## GIVEN EXERCISE
In the forum thread about the Roadstar 620, what did DJP's household put on board after the oven trouble?

# roadstar 620



## 97004 (Dec 20, 2005)

its a bit late now i know because we pick it up on jan 7th but has anyone got the roadstar 620 and if so what do you think of it , we are new to this


----------



## arvy (May 9, 2005)

Hi Mattthebat, sorry cant help you with the 620, we have a 786 and like yourselves we are fairly new to this(had it about 8 months now) but be sure to have everything explained on handover even take some notes with you with questions you want to ask, have a good walk round the van inside and out. I think most people have a few teething problems with vans I had a light fitting missing and the caravan door handle is playing up but my dealer is very good and has sorted these quite promptly. I`m sure someone on this site will come along shortly and add to this. Have fun in your new van and see you on the road :lol: 
Alan.


----------



## DJP (May 9, 2005)

*Lunar*

Hi Mattthebat
We have a 630 and had some teething problems, but all ok now.
Suggest you check a couple of items on handover.
Water pressure in shower and in toilet. Ours was very poor. 8O 
Fill kitchen sink 1/2 full and make sure it drains away quickly. :? 
On Heki? roof vent, open and close the black fly screen section a few times to make sure it folds up as it should do.
The oven is worth checking out, but that takes a bit longer. Ask the dealer how the thermostat works! We were told switch on full and light, wait 30 mins, then turn to required temperature!!. :evil: We had oven replaced when we found wherever control knob was immediately after lighting, made no difference! New oven was the same and then we were given instruction how to work it.
Totally unacceptable, but thats it! We now have a microwave on board!

Good luck and enjoy it, we are!

Dataset records:

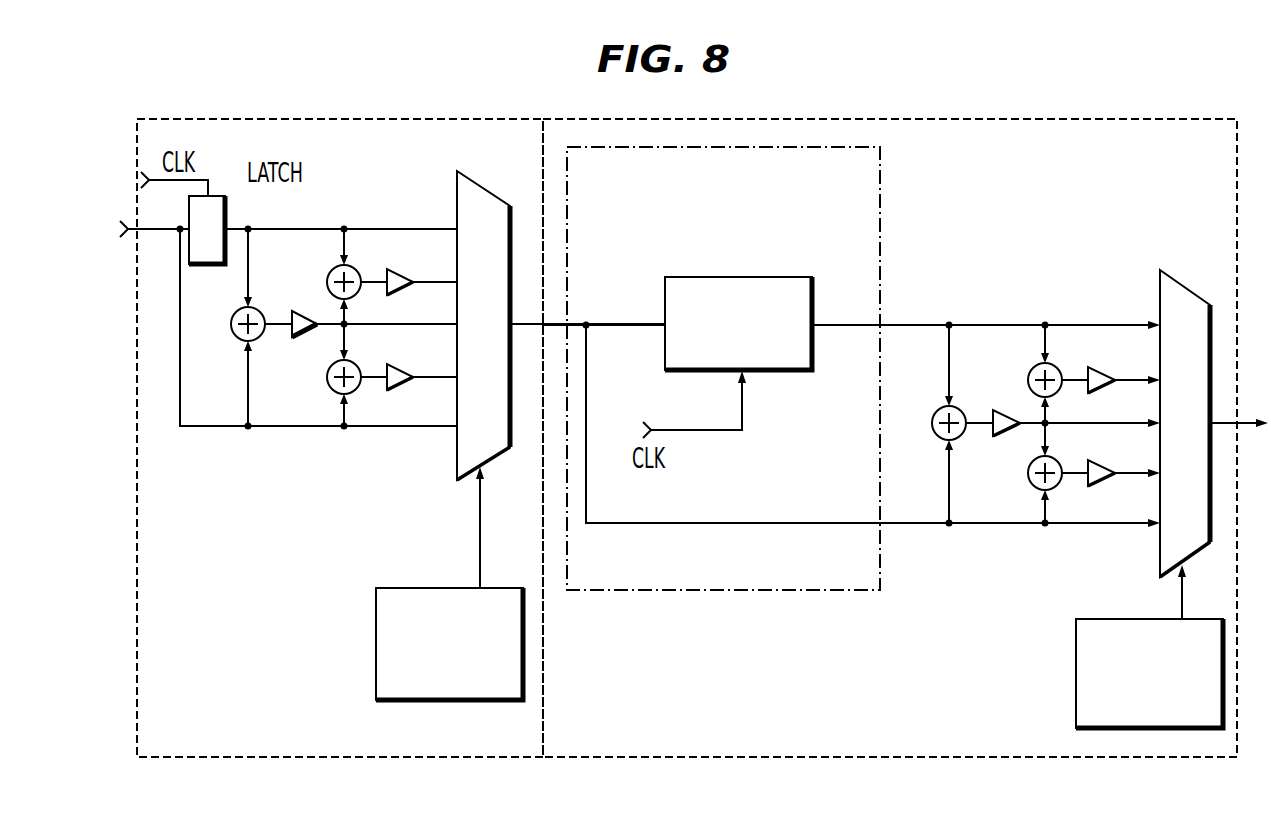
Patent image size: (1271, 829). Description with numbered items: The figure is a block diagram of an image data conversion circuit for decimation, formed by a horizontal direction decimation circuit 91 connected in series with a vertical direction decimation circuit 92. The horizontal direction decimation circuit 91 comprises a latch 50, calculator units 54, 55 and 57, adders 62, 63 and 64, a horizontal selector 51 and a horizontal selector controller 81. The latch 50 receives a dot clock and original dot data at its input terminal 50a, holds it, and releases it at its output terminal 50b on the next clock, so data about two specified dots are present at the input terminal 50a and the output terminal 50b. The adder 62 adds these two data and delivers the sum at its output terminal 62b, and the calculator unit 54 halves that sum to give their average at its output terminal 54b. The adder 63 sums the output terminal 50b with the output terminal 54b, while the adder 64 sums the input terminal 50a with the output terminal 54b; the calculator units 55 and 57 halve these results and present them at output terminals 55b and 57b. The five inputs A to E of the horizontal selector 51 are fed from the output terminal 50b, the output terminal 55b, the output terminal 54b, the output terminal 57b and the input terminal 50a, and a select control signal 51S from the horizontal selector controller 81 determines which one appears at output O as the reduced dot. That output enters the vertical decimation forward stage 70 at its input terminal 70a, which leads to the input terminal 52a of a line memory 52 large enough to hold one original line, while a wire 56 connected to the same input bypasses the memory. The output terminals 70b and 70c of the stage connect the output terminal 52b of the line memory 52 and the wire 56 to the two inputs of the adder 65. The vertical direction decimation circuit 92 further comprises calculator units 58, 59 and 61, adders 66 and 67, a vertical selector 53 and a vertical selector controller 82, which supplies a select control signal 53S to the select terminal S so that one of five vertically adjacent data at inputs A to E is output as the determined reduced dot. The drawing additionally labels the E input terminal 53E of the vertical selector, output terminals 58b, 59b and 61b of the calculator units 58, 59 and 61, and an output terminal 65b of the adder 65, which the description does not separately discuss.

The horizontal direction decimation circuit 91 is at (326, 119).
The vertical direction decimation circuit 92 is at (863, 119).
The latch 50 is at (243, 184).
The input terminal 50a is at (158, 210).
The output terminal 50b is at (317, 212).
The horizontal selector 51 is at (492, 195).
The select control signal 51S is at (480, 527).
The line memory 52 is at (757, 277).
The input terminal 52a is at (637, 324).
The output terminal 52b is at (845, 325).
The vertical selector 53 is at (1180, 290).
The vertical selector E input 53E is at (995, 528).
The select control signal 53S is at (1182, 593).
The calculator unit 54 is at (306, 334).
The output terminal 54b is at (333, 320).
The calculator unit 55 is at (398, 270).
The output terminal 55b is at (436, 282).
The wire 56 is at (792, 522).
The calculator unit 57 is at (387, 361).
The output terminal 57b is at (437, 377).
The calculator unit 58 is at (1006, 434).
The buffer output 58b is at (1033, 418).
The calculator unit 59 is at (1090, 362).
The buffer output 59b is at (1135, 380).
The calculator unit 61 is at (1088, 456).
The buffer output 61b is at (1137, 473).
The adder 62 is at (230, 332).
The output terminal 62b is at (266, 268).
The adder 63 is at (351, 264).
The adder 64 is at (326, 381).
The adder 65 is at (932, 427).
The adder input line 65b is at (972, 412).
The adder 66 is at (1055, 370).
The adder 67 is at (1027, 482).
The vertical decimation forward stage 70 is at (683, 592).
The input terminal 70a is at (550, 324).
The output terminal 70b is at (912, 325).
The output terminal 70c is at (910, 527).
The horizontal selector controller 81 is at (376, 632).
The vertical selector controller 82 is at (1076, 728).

## SOLUTION
A microwave.